→ **Task to complete**: Rewrite the passage on veterans' disability compensation starting at "Function 700 - Veterans'" and ending at "rejection by CBO.", substituting "collection" for "compendium".

→ **Reading text**:

Function 700 - Veterans' Benefits and Services
Narrow Eligibility for Veterans’ Disability Compensation by Excluding Certain Disabilities Unrelated to Military Duties
CBO periodically issues a compendium of policy options (called Options for Reducing the Deficit) covering a broad range of issues, as well as separate reports that include options for changing federal tax and spending policies in particular areas. This option appears in one of those publications. The options are derived from many sources and reflect a range of possibilities. For each option, CBO presents an estimate of its effects on the budget but makes no recommendations. Inclusion or exclusion of any particular option does not imply an endorsement or rejection by CBO.
|Billions of Dollars||2019||2020||2021||2022||2023||2024||2025||2026||2027||2028||2019-
|Change in Outlays|
|Exclude certain disabilities from veterans' disability compensation||0||-2.4||-3.3||-3.5||-3.6||-3.7||-3.9||-4.0||-4.2||-4.4||-12.7||-33.0|
|Exclude certain disabilities from veterans' disability compensation for new applicants||0||*||-0.1||-0.2||-0.3||-0.4||-0.5||-0.6||-0.7||-0.8||-0.7||-3. 6|
Veterans may receive disability compensation from the Department of Veterans Affairs (VA) for medical conditions or injuries that occurred or worsened during active-duty military service. Such service-connected disabilities range widely in severity and type, from migraines and treatable hypertension to the loss of limbs. VA also provides dependency and indemnity compensation (DIC)—payments to surviving spouses or children of a veteran who died from a service-related injury or disease. The Department of Defense (DoD) has a separate compensation system for service members who can no longer fulfill their military duties because of a disability.
Not all service-connected medical conditions and injuries are incurred or exacerbated in the performance of military duties. For example, a qualifying injury could occur when a service member was at home or on leave, and a qualifying medical condition, such as Parkinson's disease, could develop independently of a service member's military duties. In 2017, VA paid a total of $2.7 billion, the Congressional Budget Office (CBO) estimates, to compensate for seven medical conditions that, according to the Government Accountability Office (GAO), military service is unlikely to cause or aggravate. Those conditions are arteriosclerotic heart disease, chronic obstructive pulmonary disease, Crohn's disease, hemorrhoids, multiple sclerosis, osteoarthritis, and uterine fibroids. There were 758,085 instances of those conditions in 2017.
Beginning in January 2020, this option would cease veterans' disability compensation for the seven medical conditions GAO identified. Under the option's first alternative, veterans now receiving compensation for those conditions would have their compensation reduced or eliminated, and veterans who applied for compensation for those conditions in the future would not be eligible for it. The second alternative would affect only new applicants for disability compensation. The option would not alter DoD's disability compensation system.

(Stored data)
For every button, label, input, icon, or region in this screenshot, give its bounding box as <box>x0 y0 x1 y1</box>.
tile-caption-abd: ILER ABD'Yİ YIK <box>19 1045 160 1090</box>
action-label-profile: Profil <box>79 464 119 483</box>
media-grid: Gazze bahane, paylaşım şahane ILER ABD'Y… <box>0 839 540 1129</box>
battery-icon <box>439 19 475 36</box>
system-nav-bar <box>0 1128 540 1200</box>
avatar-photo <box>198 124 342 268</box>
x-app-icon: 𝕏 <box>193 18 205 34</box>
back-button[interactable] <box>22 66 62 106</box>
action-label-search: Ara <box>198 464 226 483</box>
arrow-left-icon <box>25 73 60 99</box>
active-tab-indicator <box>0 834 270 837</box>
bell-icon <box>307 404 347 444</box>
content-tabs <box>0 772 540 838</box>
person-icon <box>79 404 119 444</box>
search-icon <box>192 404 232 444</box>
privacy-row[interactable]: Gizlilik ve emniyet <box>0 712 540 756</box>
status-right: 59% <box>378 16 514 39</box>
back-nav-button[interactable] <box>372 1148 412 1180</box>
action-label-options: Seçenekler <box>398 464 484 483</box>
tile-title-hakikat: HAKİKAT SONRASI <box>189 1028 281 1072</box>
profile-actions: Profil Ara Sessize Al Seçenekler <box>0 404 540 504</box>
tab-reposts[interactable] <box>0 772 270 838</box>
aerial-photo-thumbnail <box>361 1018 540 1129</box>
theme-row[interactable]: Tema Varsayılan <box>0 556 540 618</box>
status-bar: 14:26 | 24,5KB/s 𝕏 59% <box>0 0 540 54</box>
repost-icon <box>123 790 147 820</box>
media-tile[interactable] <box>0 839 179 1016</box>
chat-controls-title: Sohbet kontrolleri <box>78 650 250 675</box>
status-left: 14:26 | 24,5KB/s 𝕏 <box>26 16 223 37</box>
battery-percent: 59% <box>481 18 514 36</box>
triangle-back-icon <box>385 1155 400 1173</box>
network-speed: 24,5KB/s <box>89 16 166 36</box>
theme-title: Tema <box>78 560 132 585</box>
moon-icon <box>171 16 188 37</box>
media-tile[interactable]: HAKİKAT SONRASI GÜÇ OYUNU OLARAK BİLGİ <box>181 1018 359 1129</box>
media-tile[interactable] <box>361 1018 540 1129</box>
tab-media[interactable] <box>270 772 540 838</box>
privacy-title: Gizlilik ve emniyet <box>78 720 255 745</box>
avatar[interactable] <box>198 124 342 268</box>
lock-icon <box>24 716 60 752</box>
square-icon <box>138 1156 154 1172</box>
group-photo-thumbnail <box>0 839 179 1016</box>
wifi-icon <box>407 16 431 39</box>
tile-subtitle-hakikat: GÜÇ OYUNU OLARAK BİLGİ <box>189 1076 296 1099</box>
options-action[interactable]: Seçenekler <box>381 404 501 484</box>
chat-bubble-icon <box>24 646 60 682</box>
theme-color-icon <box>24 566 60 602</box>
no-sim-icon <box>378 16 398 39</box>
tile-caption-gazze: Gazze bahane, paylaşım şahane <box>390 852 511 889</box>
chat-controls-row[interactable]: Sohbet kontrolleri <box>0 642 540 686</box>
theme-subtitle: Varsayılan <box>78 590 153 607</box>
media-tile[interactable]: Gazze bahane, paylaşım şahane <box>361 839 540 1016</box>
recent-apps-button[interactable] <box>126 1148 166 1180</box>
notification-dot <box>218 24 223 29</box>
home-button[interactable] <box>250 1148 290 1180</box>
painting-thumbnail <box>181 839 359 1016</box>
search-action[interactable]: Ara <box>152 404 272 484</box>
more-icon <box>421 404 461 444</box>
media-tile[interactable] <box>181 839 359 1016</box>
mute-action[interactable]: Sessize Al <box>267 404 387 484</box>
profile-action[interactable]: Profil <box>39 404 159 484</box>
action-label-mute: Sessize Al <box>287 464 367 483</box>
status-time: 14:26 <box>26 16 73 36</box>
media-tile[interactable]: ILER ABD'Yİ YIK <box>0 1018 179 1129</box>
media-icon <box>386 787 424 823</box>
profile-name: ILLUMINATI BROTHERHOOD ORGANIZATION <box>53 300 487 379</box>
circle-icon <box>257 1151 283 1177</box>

→ **Solution below**:
Function 700 - Veterans' Benefits and Services
Narrow Eligibility for Veterans’ Disability Compensation by Excluding Certain Disabilities Unrelated to Military Duties
CBO periodically issues a collection of policy options (called Options for Reducing the Deficit) covering a broad range of issues, as well as separate reports that include options for changing federal tax and spending policies in particular areas. This option appears in one of those publications. The options are derived from many sources and reflect a range of possibilities. For each option, CBO presents an estimate of its effects on the budget but makes no recommendations. Inclusion or exclusion of any particular option does not imply an endorsement or rejection by CBO.